=== EXERCISE DATA ===
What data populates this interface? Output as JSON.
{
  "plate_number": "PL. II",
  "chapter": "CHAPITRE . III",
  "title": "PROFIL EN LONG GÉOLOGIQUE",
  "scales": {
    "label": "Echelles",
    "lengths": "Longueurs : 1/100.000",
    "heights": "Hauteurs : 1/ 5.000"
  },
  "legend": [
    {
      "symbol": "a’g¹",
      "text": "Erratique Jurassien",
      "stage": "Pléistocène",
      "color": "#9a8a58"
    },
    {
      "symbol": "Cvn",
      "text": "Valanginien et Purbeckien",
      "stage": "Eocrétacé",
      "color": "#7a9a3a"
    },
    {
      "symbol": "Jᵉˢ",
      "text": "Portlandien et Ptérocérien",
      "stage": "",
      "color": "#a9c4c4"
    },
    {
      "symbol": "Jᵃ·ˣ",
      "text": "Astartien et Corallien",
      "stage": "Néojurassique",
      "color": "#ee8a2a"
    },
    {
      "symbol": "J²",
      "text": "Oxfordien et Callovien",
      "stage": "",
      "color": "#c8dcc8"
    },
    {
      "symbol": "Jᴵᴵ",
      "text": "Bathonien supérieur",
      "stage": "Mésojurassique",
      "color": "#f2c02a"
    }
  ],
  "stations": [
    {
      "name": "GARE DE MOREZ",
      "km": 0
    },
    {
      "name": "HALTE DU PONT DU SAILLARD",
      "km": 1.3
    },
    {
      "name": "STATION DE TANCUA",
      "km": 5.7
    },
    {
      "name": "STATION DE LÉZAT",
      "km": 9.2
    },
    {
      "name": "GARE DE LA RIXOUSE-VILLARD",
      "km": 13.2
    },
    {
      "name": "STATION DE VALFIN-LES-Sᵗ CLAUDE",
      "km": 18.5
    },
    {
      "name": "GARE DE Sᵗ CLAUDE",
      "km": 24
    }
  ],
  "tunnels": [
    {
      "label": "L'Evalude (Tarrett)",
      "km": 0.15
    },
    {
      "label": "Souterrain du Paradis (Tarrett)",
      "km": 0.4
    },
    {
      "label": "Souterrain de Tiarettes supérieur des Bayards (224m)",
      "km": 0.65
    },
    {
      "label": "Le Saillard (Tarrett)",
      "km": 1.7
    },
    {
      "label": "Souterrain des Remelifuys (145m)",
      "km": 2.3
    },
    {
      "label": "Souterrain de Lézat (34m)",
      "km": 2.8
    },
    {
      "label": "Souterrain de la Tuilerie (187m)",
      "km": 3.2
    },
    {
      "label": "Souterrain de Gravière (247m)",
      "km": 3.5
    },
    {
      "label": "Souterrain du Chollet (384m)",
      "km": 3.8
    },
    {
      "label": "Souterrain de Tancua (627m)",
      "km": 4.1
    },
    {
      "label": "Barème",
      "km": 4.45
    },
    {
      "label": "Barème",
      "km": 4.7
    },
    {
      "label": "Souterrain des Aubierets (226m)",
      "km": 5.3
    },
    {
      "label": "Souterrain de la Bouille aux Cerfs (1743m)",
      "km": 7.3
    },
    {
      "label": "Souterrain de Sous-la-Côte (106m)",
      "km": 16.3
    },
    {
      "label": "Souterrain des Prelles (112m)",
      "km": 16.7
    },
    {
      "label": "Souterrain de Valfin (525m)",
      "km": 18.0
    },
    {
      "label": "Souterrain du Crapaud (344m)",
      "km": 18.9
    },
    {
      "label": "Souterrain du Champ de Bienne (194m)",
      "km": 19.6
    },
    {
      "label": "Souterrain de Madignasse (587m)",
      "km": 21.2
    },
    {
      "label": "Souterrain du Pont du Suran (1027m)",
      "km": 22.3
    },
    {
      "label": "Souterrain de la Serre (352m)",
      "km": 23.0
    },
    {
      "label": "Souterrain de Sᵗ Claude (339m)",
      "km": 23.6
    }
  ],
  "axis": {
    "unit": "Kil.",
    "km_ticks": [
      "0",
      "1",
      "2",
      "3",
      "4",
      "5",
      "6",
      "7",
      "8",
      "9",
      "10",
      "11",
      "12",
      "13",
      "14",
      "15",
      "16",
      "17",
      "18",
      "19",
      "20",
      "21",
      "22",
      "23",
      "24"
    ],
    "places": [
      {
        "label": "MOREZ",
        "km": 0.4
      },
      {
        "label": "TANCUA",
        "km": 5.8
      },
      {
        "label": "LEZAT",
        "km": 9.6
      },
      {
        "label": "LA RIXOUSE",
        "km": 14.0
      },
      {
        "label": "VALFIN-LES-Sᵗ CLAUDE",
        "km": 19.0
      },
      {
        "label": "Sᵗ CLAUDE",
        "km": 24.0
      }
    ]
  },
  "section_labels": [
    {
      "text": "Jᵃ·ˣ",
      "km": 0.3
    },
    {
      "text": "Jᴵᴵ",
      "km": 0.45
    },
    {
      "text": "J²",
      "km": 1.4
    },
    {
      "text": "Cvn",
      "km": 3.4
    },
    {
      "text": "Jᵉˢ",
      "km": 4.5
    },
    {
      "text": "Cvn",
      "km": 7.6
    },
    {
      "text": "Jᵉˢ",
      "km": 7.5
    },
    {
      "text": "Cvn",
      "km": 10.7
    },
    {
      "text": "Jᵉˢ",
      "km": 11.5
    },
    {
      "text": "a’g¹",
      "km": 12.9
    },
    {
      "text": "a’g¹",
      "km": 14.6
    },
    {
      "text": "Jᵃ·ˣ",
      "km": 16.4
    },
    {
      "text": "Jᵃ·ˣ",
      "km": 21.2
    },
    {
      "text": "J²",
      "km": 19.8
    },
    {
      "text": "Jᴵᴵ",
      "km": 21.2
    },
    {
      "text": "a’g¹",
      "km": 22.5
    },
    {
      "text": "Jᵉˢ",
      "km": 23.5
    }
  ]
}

=== YOUR TASK ===
Return every line exactly.

=== EXERCISE RESPONSE ===
What data populates this interface? Output as JSON.
{
  "plate_number": "PL. II",
  "chapter": "CHAPITRE . III",
  "title": "PROFIL EN LONG GÉOLOGIQUE",
  "scales": {
    "label": "Echelles",
    "lengths": "Longueurs : 1/100.000",
    "heights": "Hauteurs : 1/ 5.000"
  },
  "legend": [
    {
      "symbol": "a’g¹",
      "text": "Erratique Jurassien",
      "stage": "Pléistocène",
      "color": "#9a8a58"
    },
    {
      "symbol": "Cvn",
      "text": "Valanginien et Purbeckien",
      "stage": "Eocrétacé",
      "color": "#7a9a3a"
    },
    {
      "symbol": "Jᵉˢ",
      "text": "Portlandien et Ptérocérien",
      "stage": "",
      "color": "#a9c4c4"
    },
    {
      "symbol": "Jᵃ·ˣ",
      "text": "Astartien et Corallien",
      "stage": "Néojurassique",
      "color": "#ee8a2a"
    },
    {
      "symbol": "J²",
      "text": "Oxfordien et Callovien",
      "stage": "",
      "color": "#c8dcc8"
    },
    {
      "symbol": "Jᴵᴵ",
      "text": "Bathonien supérieur",
      "stage": "Mésojurassique",
      "color": "#f2c02a"
    }
  ],
  "stations": [
    {
      "name": "GARE DE MOREZ",
      "km": 0
    },
    {
      "name": "HALTE DU PONT DU SAILLARD",
      "km": 1.3
    },
    {
      "name": "STATION DE TANCUA",
      "km": 5.7
    },
    {
      "name": "STATION DE LÉZAT",
      "km": 9.2
    },
    {
      "name": "GARE DE LA RIXOUSE-VILLARD",
      "km": 13.2
    },
    {
      "name": "STATION DE VALFIN-LES-Sᵗ CLAUDE",
      "km": 18.5
    },
    {
      "name": "GARE DE Sᵗ CLAUDE",
      "km": 24
    }
  ],
  "tunnels": [
    {
      "label": "L'Evalude (Tarrett)",
      "km": 0.15
    },
    {
      "label": "Souterrain du Paradis (Tarrett)",
      "km": 0.4
    },
    {
      "label": "Souterrain de Tiarettes supérieur des Bayards (224m)",
      "km": 0.65
    },
    {
      "label": "Le Saillard (Tarrett)",
      "km": 1.7
    },
    {
      "label": "Souterrain des Remelifuys (145m)",
      "km": 2.3
    },
    {
      "label": "Souterrain de Lézat (34m)",
      "km": 2.8
    },
    {
      "label": "Souterrain de la Tuilerie (187m)",
      "km": 3.2
    },
    {
      "label": "Souterrain de Gravière (247m)",
      "km": 3.5
    },
    {
      "label": "Souterrain du Chollet (384m)",
      "km": 3.8
    },
    {
      "label": "Souterrain de Tancua (627m)",
      "km": 4.1
    },
    {
      "label": "Barème",
      "km": 4.45
    },
    {
      "label": "Barème",
      "km": 4.7
    },
    {
      "label": "Souterrain des Aubierets (226m)",
      "km": 5.3
    },
    {
      "label": "Souterrain de la Bouille aux Cerfs (1743m)",
      "km": 7.3
    },
    {
      "label": "Souterrain de Sous-la-Côte (106m)",
      "km": 16.3
    },
    {
      "label": "Souterrain des Prelles (112m)",
      "km": 16.7
    },
    {
      "label": "Souterrain de Valfin (525m)",
      "km": 18.0
    },
    {
      "label": "Souterrain du Crapaud (344m)",
      "km": 18.9
    },
    {
      "label": "Souterrain du Champ de Bienne (194m)",
      "km": 19.6
    },
    {
      "label": "Souterrain de Madignasse (587m)",
      "km": 21.2
    },
    {
      "label": "Souterrain du Pont du Suran (1027m)",
      "km": 22.3
    },
    {
      "label": "Souterrain de la Serre (352m)",
      "km": 23.0
    },
    {
      "label": "Souterrain de Sᵗ Claude (339m)",
      "km": 23.6
    }
  ],
  "axis": {
    "unit": "Kil.",
    "km_ticks": [
      "0",
      "1",
      "2",
      "3",
      "4",
      "5",
      "6",
      "7",
      "8",
      "9",
      "10",
      "11",
      "12",
      "13",
      "14",
      "15",
      "16",
      "17",
      "18",
      "19",
      "20",
      "21",
      "22",
      "23",
      "24"
    ],
    "places": [
      {
        "label": "MOREZ",
        "km": 0.4
      },
      {
        "label": "TANCUA",
        "km": 5.8
      },
      {
        "label": "LEZAT",
        "km": 9.6
      },
      {
        "label": "LA RIXOUSE",
        "km": 14.0
      },
      {
        "label": "VALFIN-LES-Sᵗ CLAUDE",
        "km": 19.0
      },
      {
        "label": "Sᵗ CLAUDE",
        "km": 24.0
      }
    ]
  },
  "section_labels": [
    {
      "text": "Jᵃ·ˣ",
      "km": 0.3
    },
    {
      "text": "Jᴵᴵ",
      "km": 0.45
    },
    {
      "text": "J²",
      "km": 1.4
    },
    {
      "text": "Cvn",
      "km": 3.4
    },
    {
      "text": "Jᵉˢ",
      "km": 4.5
    },
    {
      "text": "Cvn",
      "km": 7.6
    },
    {
      "text": "Jᵉˢ",
      "km": 7.5
    },
    {
      "text": "Cvn",
      "km": 10.7
    },
    {
      "text": "Jᵉˢ",
      "km": 11.5
    },
    {
      "text": "a’g¹",
      "km": 12.9
    },
    {
      "text": "a’g¹",
      "km": 14.6
    },
    {
      "text": "Jᵃ·ˣ",
      "km": 16.4
    },
    {
      "text": "Jᵃ·ˣ",
      "km": 21.2
    },
    {
      "text": "J²",
      "km": 19.8
    },
    {
      "text": "Jᴵᴵ",
      "km": 21.2
    },
    {
      "text": "a’g¹",
      "km": 22.5
    },
    {
      "text": "Jᵉˢ",
      "km": 23.5
    }
  ]
}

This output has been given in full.